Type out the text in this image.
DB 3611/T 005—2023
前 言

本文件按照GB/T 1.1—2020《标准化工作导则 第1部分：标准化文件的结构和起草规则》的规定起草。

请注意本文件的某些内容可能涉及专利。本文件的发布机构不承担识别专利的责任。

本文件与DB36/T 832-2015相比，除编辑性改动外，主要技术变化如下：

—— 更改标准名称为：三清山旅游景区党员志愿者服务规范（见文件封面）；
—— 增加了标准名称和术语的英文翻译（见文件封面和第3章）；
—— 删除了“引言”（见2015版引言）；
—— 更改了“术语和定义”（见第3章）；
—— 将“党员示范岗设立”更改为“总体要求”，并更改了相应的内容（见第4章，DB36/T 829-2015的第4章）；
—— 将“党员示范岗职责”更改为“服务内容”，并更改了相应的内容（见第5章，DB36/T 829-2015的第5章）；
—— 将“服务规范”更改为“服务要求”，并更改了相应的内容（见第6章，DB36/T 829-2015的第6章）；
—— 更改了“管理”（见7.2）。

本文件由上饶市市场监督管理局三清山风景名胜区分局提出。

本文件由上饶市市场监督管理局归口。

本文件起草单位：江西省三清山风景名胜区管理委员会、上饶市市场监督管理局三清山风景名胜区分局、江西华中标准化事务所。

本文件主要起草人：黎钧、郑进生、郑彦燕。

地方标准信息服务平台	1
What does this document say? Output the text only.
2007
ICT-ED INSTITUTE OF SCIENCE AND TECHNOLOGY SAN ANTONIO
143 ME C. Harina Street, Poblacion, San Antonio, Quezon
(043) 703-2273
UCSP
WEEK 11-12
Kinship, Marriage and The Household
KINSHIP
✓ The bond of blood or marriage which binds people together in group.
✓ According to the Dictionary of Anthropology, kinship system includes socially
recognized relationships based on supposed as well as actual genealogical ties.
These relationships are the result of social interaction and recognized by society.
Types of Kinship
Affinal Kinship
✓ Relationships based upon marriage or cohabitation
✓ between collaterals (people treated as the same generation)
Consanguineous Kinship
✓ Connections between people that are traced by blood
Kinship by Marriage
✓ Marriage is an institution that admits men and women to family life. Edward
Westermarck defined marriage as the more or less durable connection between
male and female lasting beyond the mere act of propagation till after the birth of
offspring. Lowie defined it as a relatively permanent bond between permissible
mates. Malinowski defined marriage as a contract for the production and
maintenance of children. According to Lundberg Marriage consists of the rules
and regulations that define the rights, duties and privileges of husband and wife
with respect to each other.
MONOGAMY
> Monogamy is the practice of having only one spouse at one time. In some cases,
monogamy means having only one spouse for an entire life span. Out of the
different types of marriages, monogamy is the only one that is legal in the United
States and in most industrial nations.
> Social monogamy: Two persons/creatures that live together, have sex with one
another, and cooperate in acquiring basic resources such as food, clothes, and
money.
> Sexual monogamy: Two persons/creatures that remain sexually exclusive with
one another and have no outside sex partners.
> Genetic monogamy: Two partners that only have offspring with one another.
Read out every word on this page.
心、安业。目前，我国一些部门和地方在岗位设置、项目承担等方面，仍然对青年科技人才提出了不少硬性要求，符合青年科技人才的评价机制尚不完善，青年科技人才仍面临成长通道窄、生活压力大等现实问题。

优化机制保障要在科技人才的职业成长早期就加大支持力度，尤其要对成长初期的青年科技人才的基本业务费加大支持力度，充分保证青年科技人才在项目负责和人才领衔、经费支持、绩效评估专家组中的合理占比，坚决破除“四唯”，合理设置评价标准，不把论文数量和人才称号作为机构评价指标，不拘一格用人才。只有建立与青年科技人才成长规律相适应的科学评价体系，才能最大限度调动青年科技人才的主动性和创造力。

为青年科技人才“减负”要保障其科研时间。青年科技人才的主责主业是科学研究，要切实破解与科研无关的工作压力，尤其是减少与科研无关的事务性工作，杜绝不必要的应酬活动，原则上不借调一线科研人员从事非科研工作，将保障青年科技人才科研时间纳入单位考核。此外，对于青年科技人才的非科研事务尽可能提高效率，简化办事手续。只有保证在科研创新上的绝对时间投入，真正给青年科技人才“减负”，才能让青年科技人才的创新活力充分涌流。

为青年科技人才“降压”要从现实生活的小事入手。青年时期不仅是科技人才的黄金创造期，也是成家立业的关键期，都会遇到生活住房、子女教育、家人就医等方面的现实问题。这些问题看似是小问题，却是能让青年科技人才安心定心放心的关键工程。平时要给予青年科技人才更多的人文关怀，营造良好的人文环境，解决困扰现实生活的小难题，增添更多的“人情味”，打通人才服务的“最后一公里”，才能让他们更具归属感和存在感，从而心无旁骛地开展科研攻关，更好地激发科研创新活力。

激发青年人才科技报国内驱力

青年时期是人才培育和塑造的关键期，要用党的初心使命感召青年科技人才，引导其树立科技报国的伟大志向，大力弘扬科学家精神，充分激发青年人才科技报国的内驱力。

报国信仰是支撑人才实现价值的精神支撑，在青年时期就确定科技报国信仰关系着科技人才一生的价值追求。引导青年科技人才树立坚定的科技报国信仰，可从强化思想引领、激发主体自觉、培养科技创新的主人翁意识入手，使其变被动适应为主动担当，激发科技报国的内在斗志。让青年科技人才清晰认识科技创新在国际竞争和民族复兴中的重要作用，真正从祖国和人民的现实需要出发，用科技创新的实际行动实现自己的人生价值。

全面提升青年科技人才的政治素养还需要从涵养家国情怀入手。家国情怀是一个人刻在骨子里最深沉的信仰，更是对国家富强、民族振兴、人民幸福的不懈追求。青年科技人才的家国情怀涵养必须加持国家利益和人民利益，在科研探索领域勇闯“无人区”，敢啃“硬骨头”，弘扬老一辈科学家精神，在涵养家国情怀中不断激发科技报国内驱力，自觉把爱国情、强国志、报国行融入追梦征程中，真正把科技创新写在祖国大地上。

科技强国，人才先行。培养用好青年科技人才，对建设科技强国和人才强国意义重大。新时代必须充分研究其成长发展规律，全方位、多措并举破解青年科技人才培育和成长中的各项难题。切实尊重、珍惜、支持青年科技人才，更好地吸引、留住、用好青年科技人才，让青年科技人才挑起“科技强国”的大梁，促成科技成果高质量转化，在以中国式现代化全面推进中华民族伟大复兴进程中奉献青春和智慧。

--

_Problem to solve_. Using the data above, reproduce every line exactly.

_Written response_.
Type out the text in this image.
DB 3611/T 005—2023
前 言

本文件按照GB/T 1.1—2020《标准化工作导则 第1部分：标准化文件的结构和起草规则》的规定起草。

请注意本文件的某些内容可能涉及专利。本文件的发布机构不承担识别专利的责任。

本文件与DB36/T 832-2015相比，除编辑性改动外，主要技术变化如下：

—— 更改标准名称为：三清山旅游景区党员志愿者服务规范（见文件封面）；
—— 增加了标准名称和术语的英文翻译（见文件封面和第3章）；
—— 删除了“引言”（见2015版引言）；
—— 更改了“术语和定义”（见第3章）；
—— 将“党员示范岗设立”更改为“总体要求”，并更改了相应的内容（见第4章，DB36/T 829-2015的第4章）；
—— 将“党员示范岗职责”更改为“服务内容”，并更改了相应的内容（见第5章，DB36/T 829-2015的第5章）；
—— 将“服务规范”更改为“服务要求”，并更改了相应的内容（见第6章，DB36/T 829-2015的第6章）；
—— 更改了“管理”（见7.2）。

本文件由上饶市市场监督管理局三清山风景名胜区分局提出。

本文件由上饶市市场监督管理局归口。

本文件起草单位：江西省三清山风景名胜区管理委员会、上饶市市场监督管理局三清山风景名胜区分局、江西华中标准化事务所。

本文件主要起草人：黎钧、郑进生、郑彦燕。

地方标准信息服务平台	1
What does this document say? Output the text only.
2007
ICT-ED INSTITUTE OF SCIENCE AND TECHNOLOGY SAN ANTONIO
143 ME C. Harina Street, Poblacion, San Antonio, Quezon
(043) 703-2273
UCSP
WEEK 11-12
Kinship, Marriage and The Household
KINSHIP
✓ The bond of blood or marriage which binds people together in group.
✓ According to the Dictionary of Anthropology, kinship system includes socially
recognized relationships based on supposed as well as actual genealogical ties.
These relationships are the result of social interaction and recognized by society.
Types of Kinship
Affinal Kinship
✓ Relationships based upon marriage or cohabitation
✓ between collaterals (people treated as the same generation)
Consanguineous Kinship
✓ Connections between people that are traced by blood
Kinship by Marriage
✓ Marriage is an institution that admits men and women to family life. Edward
Westermarck defined marriage as the more or less durable connection between
male and female lasting beyond the mere act of propagation till after the birth of
offspring. Lowie defined it as a relatively permanent bond between permissible
mates. Malinowski defined marriage as a contract for the production and
maintenance of children. According to Lundberg Marriage consists of the rules
and regulations that define the rights, duties and privileges of husband and wife
with respect to each other.
MONOGAMY
> Monogamy is the practice of having only one spouse at one time. In some cases,
monogamy means having only one spouse for an entire life span. Out of the
different types of marriages, monogamy is the only one that is legal in the United
States and in most industrial nations.
> Social monogamy: Two persons/creatures that live together, have sex with one
another, and cooperate in acquiring basic resources such as food, clothes, and
money.
> Sexual monogamy: Two persons/creatures that remain sexually exclusive with
one another and have no outside sex partners.
> Genetic monogamy: Two partners that only have offspring with one another.
Read out every word on this page.
心、安业。目前，我国一些部门和地方在岗位设置、项目承担等方面，仍然对青年科技人才提出了不少硬性要求，符合青年科技人才的评价机制尚不完善，青年科技人才仍面临成长通道窄、生活压力大等现实问题。

优化机制保障要在科技人才的职业成长早期就加大支持力度，尤其要对成长初期的青年科技人才的基本业务费加大支持力度，充分保证青年科技人才在项目负责和人才领衔、经费支持、绩效评估专家组中的合理占比，坚决破除“四唯”，合理设置评价标准，不把论文数量和人才称号作为机构评价指标，不拘一格用人才。只有建立与青年科技人才成长规律相适应的科学评价体系，才能最大限度调动青年科技人才的主动性和创造力。

为青年科技人才“减负”要保障其科研时间。青年科技人才的主责主业是科学研究，要切实破解与科研无关的工作压力，尤其是减少与科研无关的事务性工作，杜绝不必要的应酬活动，原则上不借调一线科研人员从事非科研工作，将保障青年科技人才科研时间纳入单位考核。此外，对于青年科技人才的非科研事务尽可能提高效率，简化办事手续。只有保证在科研创新上的绝对时间投入，真正给青年科技人才“减负”，才能让青年科技人才的创新活力充分涌流。

为青年科技人才“降压”要从现实生活的小事入手。青年时期不仅是科技人才的黄金创造期，也是成家立业的关键期，都会遇到生活住房、子女教育、家人就医等方面的现实问题。这些问题看似是小问题，却是能让青年科技人才安心定心放心的关键工程。平时要给予青年科技人才更多的人文关怀，营造良好的人文环境，解决困扰现实生活的小难题，增添更多的“人情味”，打通人才服务的“最后一公里”，才能让他们更具归属感和存在感，从而心无旁骛地开展科研攻关，更好地激发科研创新活力。

激发青年人才科技报国内驱力

青年时期是人才培育和塑造的关键期，要用党的初心使命感召青年科技人才，引导其树立科技报国的伟大志向，大力弘扬科学家精神，充分激发青年人才科技报国的内驱力。

报国信仰是支撑人才实现价值的精神支撑，在青年时期就确定科技报国信仰关系着科技人才一生的价值追求。引导青年科技人才树立坚定的科技报国信仰，可从强化思想引领、激发主体自觉、培养科技创新的主人翁意识入手，使其变被动适应为主动担当，激发科技报国的内在斗志。让青年科技人才清晰认识科技创新在国际竞争和民族复兴中的重要作用，真正从祖国和人民的现实需要出发，用科技创新的实际行动实现自己的人生价值。

全面提升青年科技人才的政治素养还需要从涵养家国情怀入手。家国情怀是一个人刻在骨子里最深沉的信仰，更是对国家富强、民族振兴、人民幸福的不懈追求。青年科技人才的家国情怀涵养必须加持国家利益和人民利益，在科研探索领域勇闯“无人区”，敢啃“硬骨头”，弘扬老一辈科学家精神，在涵养家国情怀中不断激发科技报国内驱力，自觉把爱国情、强国志、报国行融入追梦征程中，真正把科技创新写在祖国大地上。

科技强国，人才先行。培养用好青年科技人才，对建设科技强国和人才强国意义重大。新时代必须充分研究其成长发展规律，全方位、多措并举破解青年科技人才培育和成长中的各项难题。切实尊重、珍惜、支持青年科技人才，更好地吸引、留住、用好青年科技人才，让青年科技人才挑起“科技强国”的大梁，促成科技成果高质量转化，在以中国式现代化全面推进中华民族伟大复兴进程中奉献青春和智慧。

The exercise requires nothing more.